> _WRITTEN TASK_
Repeat the data word for word. Do not include the pictures.
:::
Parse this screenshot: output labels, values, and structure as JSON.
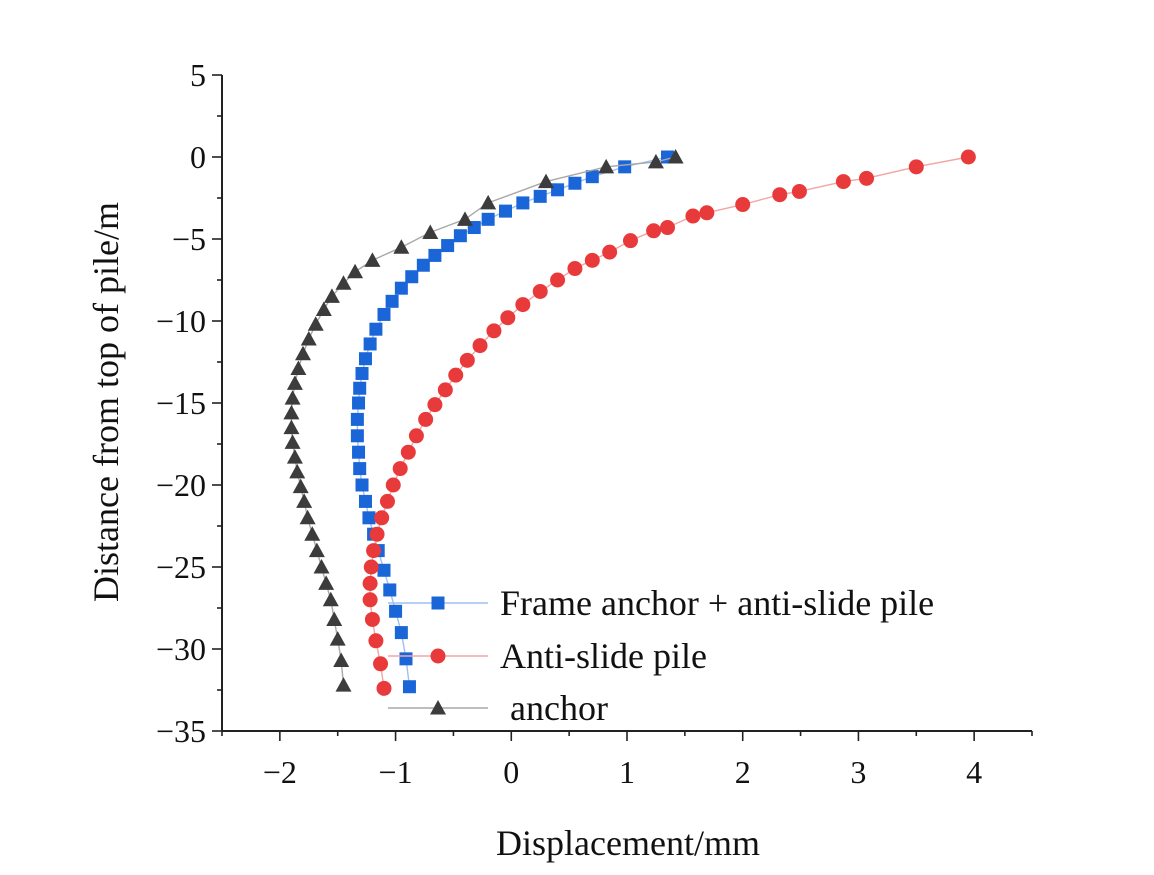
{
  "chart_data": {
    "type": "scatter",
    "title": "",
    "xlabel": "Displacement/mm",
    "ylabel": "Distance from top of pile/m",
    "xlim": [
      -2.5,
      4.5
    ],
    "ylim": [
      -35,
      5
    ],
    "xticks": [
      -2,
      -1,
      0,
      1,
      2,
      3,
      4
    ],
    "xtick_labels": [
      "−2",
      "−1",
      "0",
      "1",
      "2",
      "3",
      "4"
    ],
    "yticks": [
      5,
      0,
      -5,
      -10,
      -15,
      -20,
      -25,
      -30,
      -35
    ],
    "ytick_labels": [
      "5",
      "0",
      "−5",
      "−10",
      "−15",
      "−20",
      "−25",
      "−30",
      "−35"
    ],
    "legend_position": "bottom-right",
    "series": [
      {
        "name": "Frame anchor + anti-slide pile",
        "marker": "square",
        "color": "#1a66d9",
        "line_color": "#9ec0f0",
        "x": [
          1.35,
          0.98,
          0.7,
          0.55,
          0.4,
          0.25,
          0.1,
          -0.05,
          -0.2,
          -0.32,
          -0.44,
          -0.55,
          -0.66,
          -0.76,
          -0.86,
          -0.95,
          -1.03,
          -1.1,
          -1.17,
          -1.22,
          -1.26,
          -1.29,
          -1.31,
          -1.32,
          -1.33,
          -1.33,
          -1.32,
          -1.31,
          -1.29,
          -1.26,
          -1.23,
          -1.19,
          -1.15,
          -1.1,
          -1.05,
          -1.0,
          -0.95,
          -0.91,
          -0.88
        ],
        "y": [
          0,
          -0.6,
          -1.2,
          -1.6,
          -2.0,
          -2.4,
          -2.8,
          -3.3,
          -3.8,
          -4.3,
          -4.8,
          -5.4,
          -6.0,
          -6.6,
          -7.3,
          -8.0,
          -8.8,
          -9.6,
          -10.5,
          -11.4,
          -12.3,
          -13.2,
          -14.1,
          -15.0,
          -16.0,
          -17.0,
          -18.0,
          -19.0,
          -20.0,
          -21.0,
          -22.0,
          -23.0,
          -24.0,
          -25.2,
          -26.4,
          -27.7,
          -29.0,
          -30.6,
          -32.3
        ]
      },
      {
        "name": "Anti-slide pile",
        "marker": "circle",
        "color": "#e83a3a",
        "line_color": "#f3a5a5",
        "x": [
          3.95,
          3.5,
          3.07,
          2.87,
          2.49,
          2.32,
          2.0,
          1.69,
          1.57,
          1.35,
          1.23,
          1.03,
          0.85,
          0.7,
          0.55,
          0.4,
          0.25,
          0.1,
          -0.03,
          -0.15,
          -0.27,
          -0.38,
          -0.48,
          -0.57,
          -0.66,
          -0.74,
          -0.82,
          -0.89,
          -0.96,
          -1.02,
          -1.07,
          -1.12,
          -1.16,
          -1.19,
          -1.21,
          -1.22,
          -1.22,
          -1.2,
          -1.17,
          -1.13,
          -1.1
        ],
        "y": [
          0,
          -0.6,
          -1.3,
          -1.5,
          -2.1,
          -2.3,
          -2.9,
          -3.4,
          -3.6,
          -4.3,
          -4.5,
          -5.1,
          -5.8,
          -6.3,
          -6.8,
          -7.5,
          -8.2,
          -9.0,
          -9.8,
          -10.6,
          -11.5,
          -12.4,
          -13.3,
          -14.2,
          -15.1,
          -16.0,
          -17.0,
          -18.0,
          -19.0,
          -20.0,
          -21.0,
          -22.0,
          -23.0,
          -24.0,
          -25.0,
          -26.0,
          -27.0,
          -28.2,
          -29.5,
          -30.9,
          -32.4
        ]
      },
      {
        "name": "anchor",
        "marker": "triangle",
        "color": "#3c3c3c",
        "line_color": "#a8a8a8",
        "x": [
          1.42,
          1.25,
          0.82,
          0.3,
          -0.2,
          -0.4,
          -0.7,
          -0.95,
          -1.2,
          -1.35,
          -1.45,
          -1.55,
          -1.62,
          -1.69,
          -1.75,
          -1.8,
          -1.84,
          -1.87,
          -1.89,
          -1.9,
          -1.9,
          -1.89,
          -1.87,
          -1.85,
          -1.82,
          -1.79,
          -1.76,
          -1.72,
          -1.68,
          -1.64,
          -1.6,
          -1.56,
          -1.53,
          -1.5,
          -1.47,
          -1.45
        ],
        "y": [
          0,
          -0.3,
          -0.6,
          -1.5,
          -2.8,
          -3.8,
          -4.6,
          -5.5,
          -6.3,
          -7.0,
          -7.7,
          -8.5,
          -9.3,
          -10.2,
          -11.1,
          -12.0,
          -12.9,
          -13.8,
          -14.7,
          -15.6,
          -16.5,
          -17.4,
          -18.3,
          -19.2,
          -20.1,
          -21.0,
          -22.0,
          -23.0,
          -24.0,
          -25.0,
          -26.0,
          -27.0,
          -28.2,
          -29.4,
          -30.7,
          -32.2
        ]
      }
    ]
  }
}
:::
> _TASK OUTPUT_
Parse this screenshot: output labels, values, and structure as JSON.
{
  "chart_data": {
    "type": "scatter",
    "title": "",
    "xlabel": "Displacement/mm",
    "ylabel": "Distance from top of pile/m",
    "xlim": [
      -2.5,
      4.5
    ],
    "ylim": [
      -35,
      5
    ],
    "xticks": [
      -2,
      -1,
      0,
      1,
      2,
      3,
      4
    ],
    "xtick_labels": [
      "−2",
      "−1",
      "0",
      "1",
      "2",
      "3",
      "4"
    ],
    "yticks": [
      5,
      0,
      -5,
      -10,
      -15,
      -20,
      -25,
      -30,
      -35
    ],
    "ytick_labels": [
      "5",
      "0",
      "−5",
      "−10",
      "−15",
      "−20",
      "−25",
      "−30",
      "−35"
    ],
    "legend_position": "bottom-right",
    "series": [
      {
        "name": "Frame anchor + anti-slide pile",
        "marker": "square",
        "color": "#1a66d9",
        "line_color": "#9ec0f0",
        "x": [
          1.35,
          0.98,
          0.7,
          0.55,
          0.4,
          0.25,
          0.1,
          -0.05,
          -0.2,
          -0.32,
          -0.44,
          -0.55,
          -0.66,
          -0.76,
          -0.86,
          -0.95,
          -1.03,
          -1.1,
          -1.17,
          -1.22,
          -1.26,
          -1.29,
          -1.31,
          -1.32,
          -1.33,
          -1.33,
          -1.32,
          -1.31,
          -1.29,
          -1.26,
          -1.23,
          -1.19,
          -1.15,
          -1.1,
          -1.05,
          -1.0,
          -0.95,
          -0.91,
          -0.88
        ],
        "y": [
          0,
          -0.6,
          -1.2,
          -1.6,
          -2.0,
          -2.4,
          -2.8,
          -3.3,
          -3.8,
          -4.3,
          -4.8,
          -5.4,
          -6.0,
          -6.6,
          -7.3,
          -8.0,
          -8.8,
          -9.6,
          -10.5,
          -11.4,
          -12.3,
          -13.2,
          -14.1,
          -15.0,
          -16.0,
          -17.0,
          -18.0,
          -19.0,
          -20.0,
          -21.0,
          -22.0,
          -23.0,
          -24.0,
          -25.2,
          -26.4,
          -27.7,
          -29.0,
          -30.6,
          -32.3
        ]
      },
      {
        "name": "Anti-slide pile",
        "marker": "circle",
        "color": "#e83a3a",
        "line_color": "#f3a5a5",
        "x": [
          3.95,
          3.5,
          3.07,
          2.87,
          2.49,
          2.32,
          2.0,
          1.69,
          1.57,
          1.35,
          1.23,
          1.03,
          0.85,
          0.7,
          0.55,
          0.4,
          0.25,
          0.1,
          -0.03,
          -0.15,
          -0.27,
          -0.38,
          -0.48,
          -0.57,
          -0.66,
          -0.74,
          -0.82,
          -0.89,
          -0.96,
          -1.02,
          -1.07,
          -1.12,
          -1.16,
          -1.19,
          -1.21,
          -1.22,
          -1.22,
          -1.2,
          -1.17,
          -1.13,
          -1.1
        ],
        "y": [
          0,
          -0.6,
          -1.3,
          -1.5,
          -2.1,
          -2.3,
          -2.9,
          -3.4,
          -3.6,
          -4.3,
          -4.5,
          -5.1,
          -5.8,
          -6.3,
          -6.8,
          -7.5,
          -8.2,
          -9.0,
          -9.8,
          -10.6,
          -11.5,
          -12.4,
          -13.3,
          -14.2,
          -15.1,
          -16.0,
          -17.0,
          -18.0,
          -19.0,
          -20.0,
          -21.0,
          -22.0,
          -23.0,
          -24.0,
          -25.0,
          -26.0,
          -27.0,
          -28.2,
          -29.5,
          -30.9,
          -32.4
        ]
      },
      {
        "name": "anchor",
        "marker": "triangle",
        "color": "#3c3c3c",
        "line_color": "#a8a8a8",
        "x": [
          1.42,
          1.25,
          0.82,
          0.3,
          -0.2,
          -0.4,
          -0.7,
          -0.95,
          -1.2,
          -1.35,
          -1.45,
          -1.55,
          -1.62,
          -1.69,
          -1.75,
          -1.8,
          -1.84,
          -1.87,
          -1.89,
          -1.9,
          -1.9,
          -1.89,
          -1.87,
          -1.85,
          -1.82,
          -1.79,
          -1.76,
          -1.72,
          -1.68,
          -1.64,
          -1.6,
          -1.56,
          -1.53,
          -1.5,
          -1.47,
          -1.45
        ],
        "y": [
          0,
          -0.3,
          -0.6,
          -1.5,
          -2.8,
          -3.8,
          -4.6,
          -5.5,
          -6.3,
          -7.0,
          -7.7,
          -8.5,
          -9.3,
          -10.2,
          -11.1,
          -12.0,
          -12.9,
          -13.8,
          -14.7,
          -15.6,
          -16.5,
          -17.4,
          -18.3,
          -19.2,
          -20.1,
          -21.0,
          -22.0,
          -23.0,
          -24.0,
          -25.0,
          -26.0,
          -27.0,
          -28.2,
          -29.4,
          -30.7,
          -32.2
        ]
      }
    ]
  }
}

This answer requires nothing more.